Let me now introduce our first panel guest, Professor Carol Gluck, who teaches and researches at Columbia University in New York. Carol Gluck is the founder and director of the Committee on Global Thought, a programme based at Columbia University. In this function she has organised numerous seminars, events, and other types of discussion on memorial policy in global contexts. Carol Gluck is a professor of modern Japanese history and has published widely on this subject. She has also tried to persuade the Japanese government of the need to change its policy in relation to the history of the Second World War. The Second World War lasted longer in Asia than in Europe – a fact that most Europeans are hardly aware of. As far as I know, the only museum that deals with this aspect is the new Museum of the Second World War in Gdańsk in Poland. This brings me to my first question: How do the Japanese remember the Second World War?

 

Carol Gluck
First, let me say thank you also from the international community to Dr. Lutz. This museum and the Memorial Museums Department have been very important for those of us who work on the politics of memory in a global context. In 2014 Dr. Lutz came to New York on the occasion of the opening on the National September 11 Memorial Museum, which was charged with the delicate and politically difficult task of providing an account of the terrorist attacks. He brought the experience you have heard about tonight to bear on the 9/11 museum. I thank him for that.

- **Aim A**
In the panel transcript, what program did Carol Gluck found and direct?

Region annotation records:
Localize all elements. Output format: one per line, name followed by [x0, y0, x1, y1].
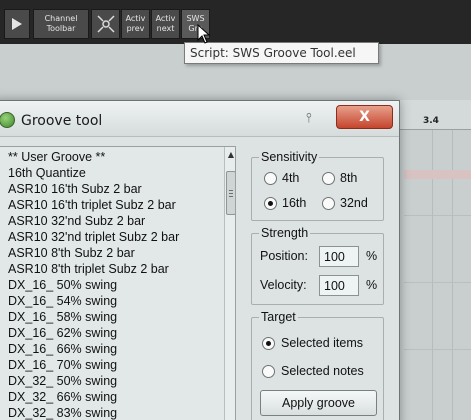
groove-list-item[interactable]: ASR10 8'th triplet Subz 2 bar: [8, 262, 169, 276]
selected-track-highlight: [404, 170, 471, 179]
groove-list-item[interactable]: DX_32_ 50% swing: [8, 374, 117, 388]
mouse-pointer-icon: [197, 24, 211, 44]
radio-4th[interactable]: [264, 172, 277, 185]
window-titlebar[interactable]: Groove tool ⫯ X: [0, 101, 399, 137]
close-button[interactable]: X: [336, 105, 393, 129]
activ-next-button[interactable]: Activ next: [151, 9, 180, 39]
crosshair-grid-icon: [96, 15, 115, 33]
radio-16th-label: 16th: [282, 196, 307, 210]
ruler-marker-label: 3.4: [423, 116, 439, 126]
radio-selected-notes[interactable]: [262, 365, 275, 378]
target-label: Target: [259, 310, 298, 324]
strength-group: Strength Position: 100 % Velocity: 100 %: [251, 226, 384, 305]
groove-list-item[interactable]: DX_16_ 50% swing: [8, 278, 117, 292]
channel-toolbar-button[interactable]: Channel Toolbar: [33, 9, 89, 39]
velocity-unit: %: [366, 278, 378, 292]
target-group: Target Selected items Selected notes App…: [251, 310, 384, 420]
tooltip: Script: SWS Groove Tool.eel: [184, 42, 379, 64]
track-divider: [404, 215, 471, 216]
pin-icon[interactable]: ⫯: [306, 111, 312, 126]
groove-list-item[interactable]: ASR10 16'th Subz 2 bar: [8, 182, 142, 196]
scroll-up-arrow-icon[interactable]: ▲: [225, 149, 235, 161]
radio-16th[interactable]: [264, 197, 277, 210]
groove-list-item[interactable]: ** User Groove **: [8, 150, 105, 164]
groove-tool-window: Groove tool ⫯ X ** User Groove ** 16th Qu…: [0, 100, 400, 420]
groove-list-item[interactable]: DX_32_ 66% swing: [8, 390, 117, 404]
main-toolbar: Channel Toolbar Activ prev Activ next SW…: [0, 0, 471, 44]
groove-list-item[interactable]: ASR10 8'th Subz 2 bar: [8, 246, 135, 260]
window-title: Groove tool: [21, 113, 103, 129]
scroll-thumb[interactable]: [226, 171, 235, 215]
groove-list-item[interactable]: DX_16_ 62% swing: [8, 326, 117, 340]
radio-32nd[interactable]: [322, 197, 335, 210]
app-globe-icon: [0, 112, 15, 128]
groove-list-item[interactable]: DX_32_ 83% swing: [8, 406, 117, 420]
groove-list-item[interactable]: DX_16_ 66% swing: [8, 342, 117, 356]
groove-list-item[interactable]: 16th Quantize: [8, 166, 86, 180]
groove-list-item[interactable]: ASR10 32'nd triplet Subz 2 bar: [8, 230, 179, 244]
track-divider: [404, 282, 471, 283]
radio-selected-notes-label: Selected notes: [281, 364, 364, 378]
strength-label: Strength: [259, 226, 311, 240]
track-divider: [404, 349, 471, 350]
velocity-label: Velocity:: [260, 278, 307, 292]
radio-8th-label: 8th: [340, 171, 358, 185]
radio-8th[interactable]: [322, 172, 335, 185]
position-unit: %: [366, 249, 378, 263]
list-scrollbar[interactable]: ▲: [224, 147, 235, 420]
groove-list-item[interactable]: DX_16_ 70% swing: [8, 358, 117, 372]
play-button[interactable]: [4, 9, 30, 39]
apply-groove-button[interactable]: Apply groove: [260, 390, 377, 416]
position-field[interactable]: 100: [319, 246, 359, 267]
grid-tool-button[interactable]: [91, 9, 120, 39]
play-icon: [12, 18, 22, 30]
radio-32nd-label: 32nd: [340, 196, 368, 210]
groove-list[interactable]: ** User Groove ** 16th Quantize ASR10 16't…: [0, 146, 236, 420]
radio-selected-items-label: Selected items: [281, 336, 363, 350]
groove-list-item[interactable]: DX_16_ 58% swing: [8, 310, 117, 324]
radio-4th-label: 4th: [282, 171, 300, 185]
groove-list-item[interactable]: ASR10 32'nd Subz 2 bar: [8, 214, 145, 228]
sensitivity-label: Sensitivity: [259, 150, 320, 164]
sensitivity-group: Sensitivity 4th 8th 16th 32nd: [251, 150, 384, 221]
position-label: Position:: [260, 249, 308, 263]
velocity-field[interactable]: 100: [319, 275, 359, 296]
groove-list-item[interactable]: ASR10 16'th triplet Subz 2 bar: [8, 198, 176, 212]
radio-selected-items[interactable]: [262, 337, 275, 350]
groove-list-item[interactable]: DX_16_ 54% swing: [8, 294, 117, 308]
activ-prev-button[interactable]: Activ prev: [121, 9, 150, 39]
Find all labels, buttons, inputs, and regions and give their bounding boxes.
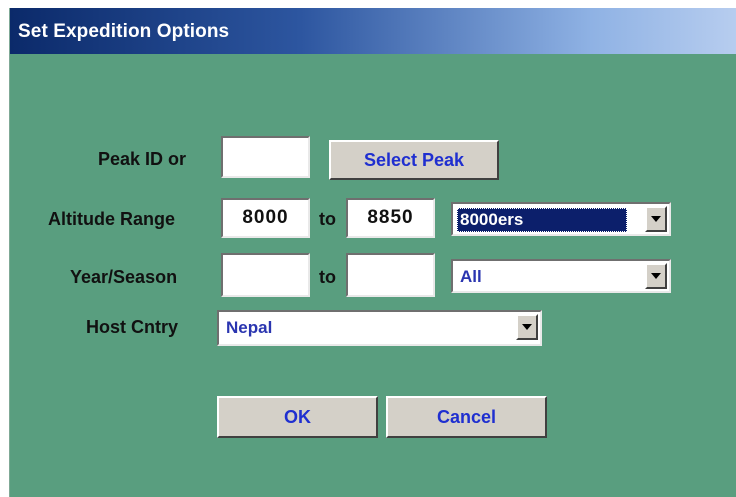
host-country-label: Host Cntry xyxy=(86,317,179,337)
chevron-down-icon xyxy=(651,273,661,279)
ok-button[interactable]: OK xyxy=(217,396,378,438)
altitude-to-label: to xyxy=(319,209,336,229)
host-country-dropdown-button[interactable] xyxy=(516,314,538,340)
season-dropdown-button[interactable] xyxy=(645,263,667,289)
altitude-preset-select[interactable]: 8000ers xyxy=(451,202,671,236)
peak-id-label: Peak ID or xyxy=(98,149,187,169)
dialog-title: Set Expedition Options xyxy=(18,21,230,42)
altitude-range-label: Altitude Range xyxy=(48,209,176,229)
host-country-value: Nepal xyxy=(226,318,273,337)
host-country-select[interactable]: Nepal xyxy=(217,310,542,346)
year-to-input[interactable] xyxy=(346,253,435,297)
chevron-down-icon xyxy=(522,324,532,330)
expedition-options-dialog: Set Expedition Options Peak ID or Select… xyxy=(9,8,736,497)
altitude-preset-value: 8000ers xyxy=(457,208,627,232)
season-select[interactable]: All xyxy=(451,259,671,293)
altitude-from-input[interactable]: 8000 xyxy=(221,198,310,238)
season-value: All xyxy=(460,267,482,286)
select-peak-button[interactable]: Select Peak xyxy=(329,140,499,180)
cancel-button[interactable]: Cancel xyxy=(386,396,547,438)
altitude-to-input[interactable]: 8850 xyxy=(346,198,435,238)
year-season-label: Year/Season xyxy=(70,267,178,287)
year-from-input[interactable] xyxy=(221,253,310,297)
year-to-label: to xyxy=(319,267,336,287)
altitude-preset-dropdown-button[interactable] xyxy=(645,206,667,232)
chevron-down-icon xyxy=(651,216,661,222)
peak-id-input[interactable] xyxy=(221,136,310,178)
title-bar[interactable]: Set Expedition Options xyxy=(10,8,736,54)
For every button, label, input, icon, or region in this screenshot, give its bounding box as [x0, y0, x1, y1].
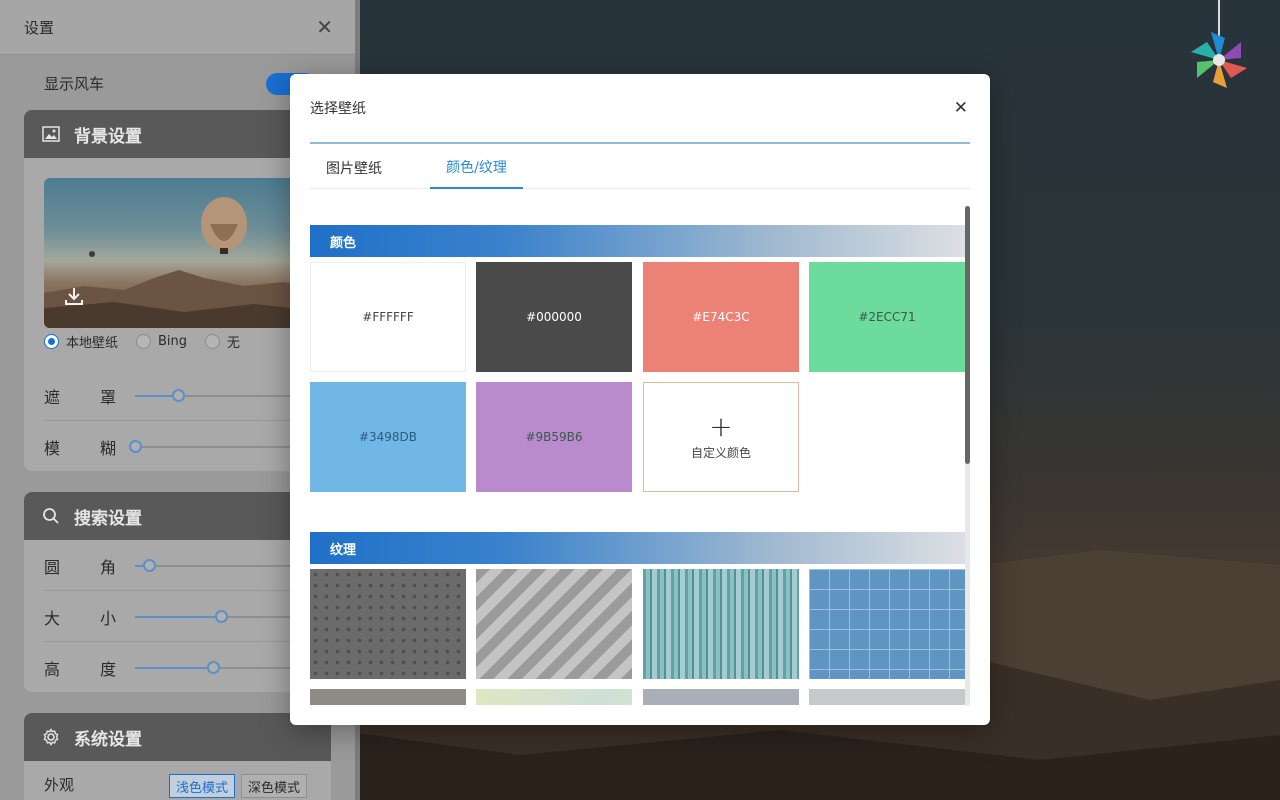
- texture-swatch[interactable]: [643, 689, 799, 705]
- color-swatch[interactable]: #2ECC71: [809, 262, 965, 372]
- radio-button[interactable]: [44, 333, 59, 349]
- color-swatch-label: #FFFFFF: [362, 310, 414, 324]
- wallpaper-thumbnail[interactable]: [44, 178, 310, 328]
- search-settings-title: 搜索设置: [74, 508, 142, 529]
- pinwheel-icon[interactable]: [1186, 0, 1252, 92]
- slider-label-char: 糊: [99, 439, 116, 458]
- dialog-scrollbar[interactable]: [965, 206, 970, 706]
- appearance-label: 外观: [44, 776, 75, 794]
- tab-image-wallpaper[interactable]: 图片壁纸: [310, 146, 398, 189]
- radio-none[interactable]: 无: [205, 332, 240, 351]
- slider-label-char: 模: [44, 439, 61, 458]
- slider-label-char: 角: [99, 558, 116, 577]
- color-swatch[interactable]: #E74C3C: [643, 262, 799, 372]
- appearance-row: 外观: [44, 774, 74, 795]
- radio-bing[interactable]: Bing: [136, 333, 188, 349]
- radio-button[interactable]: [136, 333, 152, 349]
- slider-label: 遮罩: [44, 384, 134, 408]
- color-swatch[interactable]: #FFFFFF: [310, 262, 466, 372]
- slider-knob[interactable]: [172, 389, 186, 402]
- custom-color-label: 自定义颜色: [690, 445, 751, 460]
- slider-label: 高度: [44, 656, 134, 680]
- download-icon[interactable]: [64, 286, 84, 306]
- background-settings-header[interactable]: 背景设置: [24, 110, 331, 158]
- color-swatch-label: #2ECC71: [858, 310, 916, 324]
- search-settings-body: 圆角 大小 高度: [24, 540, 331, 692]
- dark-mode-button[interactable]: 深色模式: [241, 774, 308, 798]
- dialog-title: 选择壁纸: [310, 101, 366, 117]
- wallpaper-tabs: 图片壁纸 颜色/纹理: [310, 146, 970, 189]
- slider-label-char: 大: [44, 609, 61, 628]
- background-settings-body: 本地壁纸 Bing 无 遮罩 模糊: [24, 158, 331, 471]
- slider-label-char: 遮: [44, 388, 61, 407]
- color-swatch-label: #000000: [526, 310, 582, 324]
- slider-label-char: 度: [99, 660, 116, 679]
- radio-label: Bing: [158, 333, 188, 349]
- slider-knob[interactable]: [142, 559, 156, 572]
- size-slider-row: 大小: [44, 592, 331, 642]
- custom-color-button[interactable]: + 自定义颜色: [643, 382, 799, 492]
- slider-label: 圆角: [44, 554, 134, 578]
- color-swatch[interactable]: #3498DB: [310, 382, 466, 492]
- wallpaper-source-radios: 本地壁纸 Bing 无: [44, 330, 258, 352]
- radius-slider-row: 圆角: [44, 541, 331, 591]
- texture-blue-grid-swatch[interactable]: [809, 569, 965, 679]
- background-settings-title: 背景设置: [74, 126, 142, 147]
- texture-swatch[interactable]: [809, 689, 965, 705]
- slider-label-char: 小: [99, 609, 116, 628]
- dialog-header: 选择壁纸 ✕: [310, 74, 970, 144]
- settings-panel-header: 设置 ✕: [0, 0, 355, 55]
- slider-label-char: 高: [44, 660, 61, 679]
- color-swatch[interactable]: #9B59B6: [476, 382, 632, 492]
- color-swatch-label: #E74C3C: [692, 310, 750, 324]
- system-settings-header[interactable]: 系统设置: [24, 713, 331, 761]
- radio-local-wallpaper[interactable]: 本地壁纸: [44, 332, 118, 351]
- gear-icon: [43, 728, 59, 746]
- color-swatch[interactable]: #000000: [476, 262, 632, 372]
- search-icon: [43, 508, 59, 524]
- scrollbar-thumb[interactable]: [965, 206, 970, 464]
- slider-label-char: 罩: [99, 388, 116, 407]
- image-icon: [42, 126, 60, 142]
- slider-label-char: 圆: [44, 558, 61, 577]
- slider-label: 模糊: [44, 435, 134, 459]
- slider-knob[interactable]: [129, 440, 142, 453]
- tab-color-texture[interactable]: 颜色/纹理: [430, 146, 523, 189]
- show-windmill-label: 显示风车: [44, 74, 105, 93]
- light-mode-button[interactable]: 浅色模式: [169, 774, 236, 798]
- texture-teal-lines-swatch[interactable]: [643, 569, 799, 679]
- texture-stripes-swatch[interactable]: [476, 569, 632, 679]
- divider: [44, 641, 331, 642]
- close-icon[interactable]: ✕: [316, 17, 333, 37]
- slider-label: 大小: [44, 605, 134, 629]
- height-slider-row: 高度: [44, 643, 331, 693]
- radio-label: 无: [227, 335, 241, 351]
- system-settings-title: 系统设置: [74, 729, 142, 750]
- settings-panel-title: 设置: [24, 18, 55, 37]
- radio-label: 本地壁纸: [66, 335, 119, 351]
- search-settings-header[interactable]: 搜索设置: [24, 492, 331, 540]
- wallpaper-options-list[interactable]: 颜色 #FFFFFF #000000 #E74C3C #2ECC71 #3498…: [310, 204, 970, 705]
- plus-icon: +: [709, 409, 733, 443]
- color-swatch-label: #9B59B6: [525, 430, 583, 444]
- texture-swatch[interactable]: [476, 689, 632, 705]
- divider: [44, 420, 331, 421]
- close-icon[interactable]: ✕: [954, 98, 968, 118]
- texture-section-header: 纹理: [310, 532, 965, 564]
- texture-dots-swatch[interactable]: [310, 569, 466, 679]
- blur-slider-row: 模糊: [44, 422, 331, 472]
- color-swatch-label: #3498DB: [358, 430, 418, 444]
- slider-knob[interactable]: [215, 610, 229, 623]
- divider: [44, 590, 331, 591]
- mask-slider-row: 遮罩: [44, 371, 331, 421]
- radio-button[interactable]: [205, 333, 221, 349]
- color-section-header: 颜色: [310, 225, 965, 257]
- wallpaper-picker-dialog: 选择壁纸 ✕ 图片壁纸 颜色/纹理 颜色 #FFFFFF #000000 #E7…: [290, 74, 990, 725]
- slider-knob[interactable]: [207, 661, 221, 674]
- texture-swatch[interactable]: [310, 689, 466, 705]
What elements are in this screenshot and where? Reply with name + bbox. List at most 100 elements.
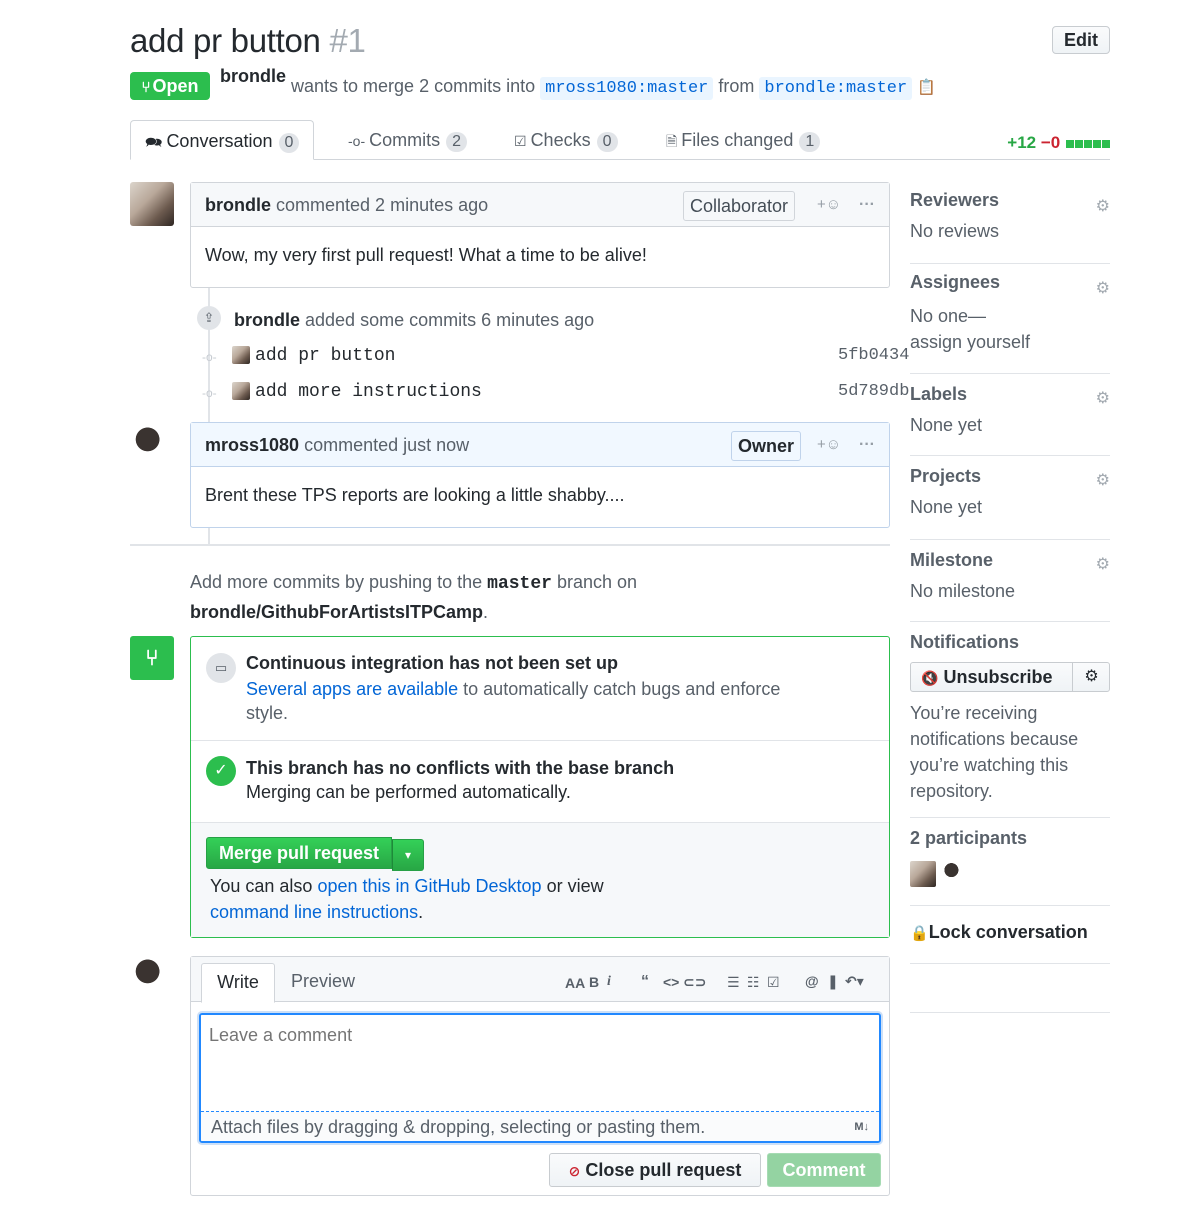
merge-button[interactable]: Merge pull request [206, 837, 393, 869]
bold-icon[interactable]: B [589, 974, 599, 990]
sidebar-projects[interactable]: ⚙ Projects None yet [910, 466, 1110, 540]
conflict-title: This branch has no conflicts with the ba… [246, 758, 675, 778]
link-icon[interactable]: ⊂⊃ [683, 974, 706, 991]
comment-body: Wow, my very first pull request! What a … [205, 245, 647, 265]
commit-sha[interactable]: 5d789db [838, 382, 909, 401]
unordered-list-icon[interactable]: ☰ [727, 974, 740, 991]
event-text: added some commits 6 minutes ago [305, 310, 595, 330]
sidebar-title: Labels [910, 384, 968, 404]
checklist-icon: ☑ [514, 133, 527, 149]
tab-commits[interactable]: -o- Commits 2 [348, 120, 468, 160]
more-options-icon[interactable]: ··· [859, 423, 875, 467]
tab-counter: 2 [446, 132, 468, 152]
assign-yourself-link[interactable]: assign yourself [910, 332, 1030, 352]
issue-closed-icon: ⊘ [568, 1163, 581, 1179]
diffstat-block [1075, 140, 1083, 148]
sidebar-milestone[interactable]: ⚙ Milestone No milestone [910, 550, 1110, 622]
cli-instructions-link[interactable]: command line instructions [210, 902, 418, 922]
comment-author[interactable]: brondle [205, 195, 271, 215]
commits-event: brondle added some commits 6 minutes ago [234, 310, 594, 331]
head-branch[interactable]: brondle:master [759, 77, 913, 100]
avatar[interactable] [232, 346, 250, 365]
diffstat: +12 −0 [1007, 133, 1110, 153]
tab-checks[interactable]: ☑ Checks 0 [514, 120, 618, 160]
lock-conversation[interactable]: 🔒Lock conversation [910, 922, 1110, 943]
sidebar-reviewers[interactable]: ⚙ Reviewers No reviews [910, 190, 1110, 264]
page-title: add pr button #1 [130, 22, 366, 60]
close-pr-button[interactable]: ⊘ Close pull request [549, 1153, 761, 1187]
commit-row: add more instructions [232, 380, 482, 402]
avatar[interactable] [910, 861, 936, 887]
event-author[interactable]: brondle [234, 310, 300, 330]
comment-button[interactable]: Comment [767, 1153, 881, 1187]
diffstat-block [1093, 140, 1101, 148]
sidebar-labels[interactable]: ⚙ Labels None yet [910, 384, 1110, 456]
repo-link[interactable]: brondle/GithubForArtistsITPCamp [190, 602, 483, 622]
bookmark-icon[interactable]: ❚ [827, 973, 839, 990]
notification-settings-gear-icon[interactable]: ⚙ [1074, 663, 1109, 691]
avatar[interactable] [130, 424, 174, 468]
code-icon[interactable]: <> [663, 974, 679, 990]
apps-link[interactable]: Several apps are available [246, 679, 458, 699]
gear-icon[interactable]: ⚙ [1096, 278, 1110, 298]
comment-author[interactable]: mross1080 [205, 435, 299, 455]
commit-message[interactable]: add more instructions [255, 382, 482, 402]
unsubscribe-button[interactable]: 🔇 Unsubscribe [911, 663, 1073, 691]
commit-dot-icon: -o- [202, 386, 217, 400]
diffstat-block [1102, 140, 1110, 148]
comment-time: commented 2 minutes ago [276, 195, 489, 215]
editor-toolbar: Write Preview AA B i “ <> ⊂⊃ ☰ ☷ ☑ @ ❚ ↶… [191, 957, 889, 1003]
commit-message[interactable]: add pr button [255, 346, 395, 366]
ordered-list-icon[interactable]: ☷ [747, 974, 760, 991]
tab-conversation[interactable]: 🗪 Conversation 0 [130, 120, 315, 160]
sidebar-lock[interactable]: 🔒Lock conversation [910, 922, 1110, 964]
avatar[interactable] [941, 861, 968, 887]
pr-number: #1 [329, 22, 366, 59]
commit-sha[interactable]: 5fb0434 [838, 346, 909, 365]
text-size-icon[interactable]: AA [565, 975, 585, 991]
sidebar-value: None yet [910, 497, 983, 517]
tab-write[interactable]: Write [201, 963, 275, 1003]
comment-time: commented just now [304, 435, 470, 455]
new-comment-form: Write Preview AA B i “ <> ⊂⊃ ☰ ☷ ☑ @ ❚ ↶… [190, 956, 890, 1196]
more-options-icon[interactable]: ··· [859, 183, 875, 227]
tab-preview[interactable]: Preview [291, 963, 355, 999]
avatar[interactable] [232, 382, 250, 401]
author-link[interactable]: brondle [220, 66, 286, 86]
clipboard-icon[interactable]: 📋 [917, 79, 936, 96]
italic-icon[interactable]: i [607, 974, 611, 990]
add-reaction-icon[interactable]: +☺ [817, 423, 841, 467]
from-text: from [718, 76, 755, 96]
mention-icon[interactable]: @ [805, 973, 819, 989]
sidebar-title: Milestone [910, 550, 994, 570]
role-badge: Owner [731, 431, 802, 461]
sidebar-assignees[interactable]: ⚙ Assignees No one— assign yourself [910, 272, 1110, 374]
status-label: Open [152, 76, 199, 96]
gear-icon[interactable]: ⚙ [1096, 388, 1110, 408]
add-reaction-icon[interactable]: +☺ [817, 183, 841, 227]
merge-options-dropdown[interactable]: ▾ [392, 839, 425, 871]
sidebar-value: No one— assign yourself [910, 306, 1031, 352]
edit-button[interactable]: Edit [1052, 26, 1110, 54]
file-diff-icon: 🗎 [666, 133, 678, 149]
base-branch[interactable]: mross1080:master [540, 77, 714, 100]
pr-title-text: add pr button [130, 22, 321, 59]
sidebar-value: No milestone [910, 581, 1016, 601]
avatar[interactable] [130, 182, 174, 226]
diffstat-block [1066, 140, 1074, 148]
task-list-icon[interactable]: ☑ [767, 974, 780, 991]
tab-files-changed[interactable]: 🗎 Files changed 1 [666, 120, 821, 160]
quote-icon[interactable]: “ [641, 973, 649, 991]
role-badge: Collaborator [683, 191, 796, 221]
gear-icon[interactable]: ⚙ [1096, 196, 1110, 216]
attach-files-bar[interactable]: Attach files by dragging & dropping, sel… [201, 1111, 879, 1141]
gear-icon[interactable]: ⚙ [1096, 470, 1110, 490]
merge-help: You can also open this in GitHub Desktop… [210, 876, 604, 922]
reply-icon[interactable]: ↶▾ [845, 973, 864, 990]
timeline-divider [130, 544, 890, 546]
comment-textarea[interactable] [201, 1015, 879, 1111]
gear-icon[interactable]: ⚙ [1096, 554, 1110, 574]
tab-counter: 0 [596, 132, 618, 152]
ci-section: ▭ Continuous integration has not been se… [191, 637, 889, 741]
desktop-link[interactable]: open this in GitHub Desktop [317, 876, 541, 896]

- **Aim B**
In the entries, take the lines starting with the one containing "host-country-label: Host Cntry" and going on through the one containing "year-from-input[interactable] xyxy=(221,253,310,297)", and write them out again with "Nepal" changed to "India" and nothing else altered.

- **Finished answer A**
The Committee on Global Thought, a program based at Columbia University.

- **Finished answer B**
host-country-label: Host Cntry xyxy=(86,317,179,337)
chevron-down-icon xyxy=(651,273,661,279)
ok-button[interactable]: OK xyxy=(217,396,378,438)
altitude-to-label: to xyxy=(319,209,336,229)
host-country-dropdown-button[interactable] xyxy=(516,314,538,340)
season-dropdown-button[interactable] xyxy=(645,263,667,289)
altitude-preset-select[interactable]: 8000ers xyxy=(451,202,671,236)
peak-id-label: Peak ID or xyxy=(98,149,187,169)
dialog-title: Set Expedition Options xyxy=(18,21,230,42)
altitude-range-label: Altitude Range xyxy=(48,209,176,229)
host-country-value: India xyxy=(226,318,273,337)
host-country-select[interactable]: India xyxy=(217,310,542,346)
year-to-input[interactable] xyxy=(346,253,435,297)
chevron-down-icon xyxy=(522,324,532,330)
expedition-options-dialog: Set Expedition Options Peak ID or Select… xyxy=(9,8,736,497)
altitude-preset-value: 8000ers xyxy=(457,208,627,232)
season-select[interactable]: All xyxy=(451,259,671,293)
altitude-from-input[interactable]: 8000 xyxy=(221,198,310,238)
season-value: All xyxy=(460,267,482,286)
select-peak-button[interactable]: Select Peak xyxy=(329,140,499,180)
cancel-button[interactable]: Cancel xyxy=(386,396,547,438)
altitude-to-input[interactable]: 8850 xyxy=(346,198,435,238)
year-season-label: Year/Season xyxy=(70,267,178,287)
year-from-input[interactable] xyxy=(221,253,310,297)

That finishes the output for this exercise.